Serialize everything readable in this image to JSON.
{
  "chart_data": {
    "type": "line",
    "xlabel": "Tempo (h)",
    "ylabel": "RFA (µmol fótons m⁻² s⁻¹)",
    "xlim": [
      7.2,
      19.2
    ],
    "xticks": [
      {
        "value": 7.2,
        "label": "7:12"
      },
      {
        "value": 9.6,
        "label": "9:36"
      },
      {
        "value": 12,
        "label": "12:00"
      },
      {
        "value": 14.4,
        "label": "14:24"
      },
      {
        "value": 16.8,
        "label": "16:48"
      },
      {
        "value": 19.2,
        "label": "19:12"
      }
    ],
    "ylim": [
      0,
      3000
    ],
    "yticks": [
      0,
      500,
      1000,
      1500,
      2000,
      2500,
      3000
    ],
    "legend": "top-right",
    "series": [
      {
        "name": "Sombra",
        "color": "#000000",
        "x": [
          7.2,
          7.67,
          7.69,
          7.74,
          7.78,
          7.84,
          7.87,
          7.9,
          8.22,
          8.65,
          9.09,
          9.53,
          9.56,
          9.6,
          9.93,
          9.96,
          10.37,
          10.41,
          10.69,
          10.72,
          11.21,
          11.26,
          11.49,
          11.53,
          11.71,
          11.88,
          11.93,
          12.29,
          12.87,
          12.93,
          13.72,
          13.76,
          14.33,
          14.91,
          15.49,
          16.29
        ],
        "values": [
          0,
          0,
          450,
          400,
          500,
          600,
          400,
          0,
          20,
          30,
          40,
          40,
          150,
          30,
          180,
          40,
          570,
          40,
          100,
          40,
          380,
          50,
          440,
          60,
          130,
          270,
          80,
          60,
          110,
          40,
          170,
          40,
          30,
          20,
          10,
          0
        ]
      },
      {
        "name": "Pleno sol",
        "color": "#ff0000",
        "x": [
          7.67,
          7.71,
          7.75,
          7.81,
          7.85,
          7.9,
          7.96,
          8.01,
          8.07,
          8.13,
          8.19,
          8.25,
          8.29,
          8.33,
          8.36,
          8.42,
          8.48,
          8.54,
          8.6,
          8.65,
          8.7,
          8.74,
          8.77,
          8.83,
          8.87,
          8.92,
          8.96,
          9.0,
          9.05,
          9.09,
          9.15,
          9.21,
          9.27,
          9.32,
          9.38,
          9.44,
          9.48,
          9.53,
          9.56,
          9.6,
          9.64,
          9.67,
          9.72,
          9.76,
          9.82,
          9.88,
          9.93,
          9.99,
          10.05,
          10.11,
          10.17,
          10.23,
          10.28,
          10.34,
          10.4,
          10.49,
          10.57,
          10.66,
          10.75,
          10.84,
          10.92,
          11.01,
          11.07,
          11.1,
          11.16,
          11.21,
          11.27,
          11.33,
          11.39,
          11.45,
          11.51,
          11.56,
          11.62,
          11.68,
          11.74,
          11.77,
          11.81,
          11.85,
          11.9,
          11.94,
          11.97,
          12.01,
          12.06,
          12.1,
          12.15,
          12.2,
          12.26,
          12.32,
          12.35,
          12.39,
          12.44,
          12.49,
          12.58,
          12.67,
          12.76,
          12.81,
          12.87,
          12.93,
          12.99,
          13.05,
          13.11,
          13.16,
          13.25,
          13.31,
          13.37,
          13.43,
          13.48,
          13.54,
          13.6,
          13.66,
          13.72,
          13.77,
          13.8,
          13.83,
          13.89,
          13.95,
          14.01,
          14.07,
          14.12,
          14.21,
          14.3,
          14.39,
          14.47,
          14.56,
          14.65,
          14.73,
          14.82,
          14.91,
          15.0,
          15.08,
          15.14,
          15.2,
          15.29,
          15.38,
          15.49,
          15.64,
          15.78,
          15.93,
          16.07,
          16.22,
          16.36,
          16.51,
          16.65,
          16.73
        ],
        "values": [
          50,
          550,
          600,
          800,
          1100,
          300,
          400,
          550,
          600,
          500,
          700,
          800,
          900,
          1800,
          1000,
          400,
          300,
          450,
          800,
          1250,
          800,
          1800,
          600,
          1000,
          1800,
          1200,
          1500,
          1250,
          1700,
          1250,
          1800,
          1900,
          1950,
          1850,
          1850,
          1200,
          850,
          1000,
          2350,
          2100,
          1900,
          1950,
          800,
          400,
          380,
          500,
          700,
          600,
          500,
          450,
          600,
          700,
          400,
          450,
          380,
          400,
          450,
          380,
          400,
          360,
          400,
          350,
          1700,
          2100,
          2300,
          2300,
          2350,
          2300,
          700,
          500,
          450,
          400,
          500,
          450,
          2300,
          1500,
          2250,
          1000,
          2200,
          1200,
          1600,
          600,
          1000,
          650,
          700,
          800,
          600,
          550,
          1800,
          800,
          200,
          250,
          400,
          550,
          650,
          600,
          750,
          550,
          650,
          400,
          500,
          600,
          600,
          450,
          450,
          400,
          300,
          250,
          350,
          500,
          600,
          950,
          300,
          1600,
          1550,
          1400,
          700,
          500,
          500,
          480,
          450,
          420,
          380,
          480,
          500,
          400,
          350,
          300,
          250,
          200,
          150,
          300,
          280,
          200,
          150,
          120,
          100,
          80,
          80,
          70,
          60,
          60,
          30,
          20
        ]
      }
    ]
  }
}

□ □ □ □ □ □ □

▶ REQUIRED TASK:
Copy every record above exactly as it appears.

▶ WRITTEN ANSWER:
Serialize everything readable in this image to JSON.
{
  "chart_data": {
    "type": "line",
    "xlabel": "Tempo (h)",
    "ylabel": "RFA (µmol fótons m⁻² s⁻¹)",
    "xlim": [
      7.2,
      19.2
    ],
    "xticks": [
      {
        "value": 7.2,
        "label": "7:12"
      },
      {
        "value": 9.6,
        "label": "9:36"
      },
      {
        "value": 12,
        "label": "12:00"
      },
      {
        "value": 14.4,
        "label": "14:24"
      },
      {
        "value": 16.8,
        "label": "16:48"
      },
      {
        "value": 19.2,
        "label": "19:12"
      }
    ],
    "ylim": [
      0,
      3000
    ],
    "yticks": [
      0,
      500,
      1000,
      1500,
      2000,
      2500,
      3000
    ],
    "legend": "top-right",
    "series": [
      {
        "name": "Sombra",
        "color": "#000000",
        "x": [
          7.2,
          7.67,
          7.69,
          7.74,
          7.78,
          7.84,
          7.87,
          7.9,
          8.22,
          8.65,
          9.09,
          9.53,
          9.56,
          9.6,
          9.93,
          9.96,
          10.37,
          10.41,
          10.69,
          10.72,
          11.21,
          11.26,
          11.49,
          11.53,
          11.71,
          11.88,
          11.93,
          12.29,
          12.87,
          12.93,
          13.72,
          13.76,
          14.33,
          14.91,
          15.49,
          16.29
        ],
        "values": [
          0,
          0,
          450,
          400,
          500,
          600,
          400,
          0,
          20,
          30,
          40,
          40,
          150,
          30,
          180,
          40,
          570,
          40,
          100,
          40,
          380,
          50,
          440,
          60,
          130,
          270,
          80,
          60,
          110,
          40,
          170,
          40,
          30,
          20,
          10,
          0
        ]
      },
      {
        "name": "Pleno sol",
        "color": "#ff0000",
        "x": [
          7.67,
          7.71,
          7.75,
          7.81,
          7.85,
          7.9,
          7.96,
          8.01,
          8.07,
          8.13,
          8.19,
          8.25,
          8.29,
          8.33,
          8.36,
          8.42,
          8.48,
          8.54,
          8.6,
          8.65,
          8.7,
          8.74,
          8.77,
          8.83,
          8.87,
          8.92,
          8.96,
          9.0,
          9.05,
          9.09,
          9.15,
          9.21,
          9.27,
          9.32,
          9.38,
          9.44,
          9.48,
          9.53,
          9.56,
          9.6,
          9.64,
          9.67,
          9.72,
          9.76,
          9.82,
          9.88,
          9.93,
          9.99,
          10.05,
          10.11,
          10.17,
          10.23,
          10.28,
          10.34,
          10.4,
          10.49,
          10.57,
          10.66,
          10.75,
          10.84,
          10.92,
          11.01,
          11.07,
          11.1,
          11.16,
          11.21,
          11.27,
          11.33,
          11.39,
          11.45,
          11.51,
          11.56,
          11.62,
          11.68,
          11.74,
          11.77,
          11.81,
          11.85,
          11.9,
          11.94,
          11.97,
          12.01,
          12.06,
          12.1,
          12.15,
          12.2,
          12.26,
          12.32,
          12.35,
          12.39,
          12.44,
          12.49,
          12.58,
          12.67,
          12.76,
          12.81,
          12.87,
          12.93,
          12.99,
          13.05,
          13.11,
          13.16,
          13.25,
          13.31,
          13.37,
          13.43,
          13.48,
          13.54,
          13.6,
          13.66,
          13.72,
          13.77,
          13.8,
          13.83,
          13.89,
          13.95,
          14.01,
          14.07,
          14.12,
          14.21,
          14.3,
          14.39,
          14.47,
          14.56,
          14.65,
          14.73,
          14.82,
          14.91,
          15.0,
          15.08,
          15.14,
          15.2,
          15.29,
          15.38,
          15.49,
          15.64,
          15.78,
          15.93,
          16.07,
          16.22,
          16.36,
          16.51,
          16.65,
          16.73
        ],
        "values": [
          50,
          550,
          600,
          800,
          1100,
          300,
          400,
          550,
          600,
          500,
          700,
          800,
          900,
          1800,
          1000,
          400,
          300,
          450,
          800,
          1250,
          800,
          1800,
          600,
          1000,
          1800,
          1200,
          1500,
          1250,
          1700,
          1250,
          1800,
          1900,
          1950,
          1850,
          1850,
          1200,
          850,
          1000,
          2350,
          2100,
          1900,
          1950,
          800,
          400,
          380,
          500,
          700,
          600,
          500,
          450,
          600,
          700,
          400,
          450,
          380,
          400,
          450,
          380,
          400,
          360,
          400,
          350,
          1700,
          2100,
          2300,
          2300,
          2350,
          2300,
          700,
          500,
          450,
          400,
          500,
          450,
          2300,
          1500,
          2250,
          1000,
          2200,
          1200,
          1600,
          600,
          1000,
          650,
          700,
          800,
          600,
          550,
          1800,
          800,
          200,
          250,
          400,
          550,
          650,
          600,
          750,
          550,
          650,
          400,
          500,
          600,
          600,
          450,
          450,
          400,
          300,
          250,
          350,
          500,
          600,
          950,
          300,
          1600,
          1550,
          1400,
          700,
          500,
          500,
          480,
          450,
          420,
          380,
          480,
          500,
          400,
          350,
          300,
          250,
          200,
          150,
          300,
          280,
          200,
          150,
          120,
          100,
          80,
          80,
          70,
          60,
          60,
          30,
          20
        ]
      }
    ]
  }
}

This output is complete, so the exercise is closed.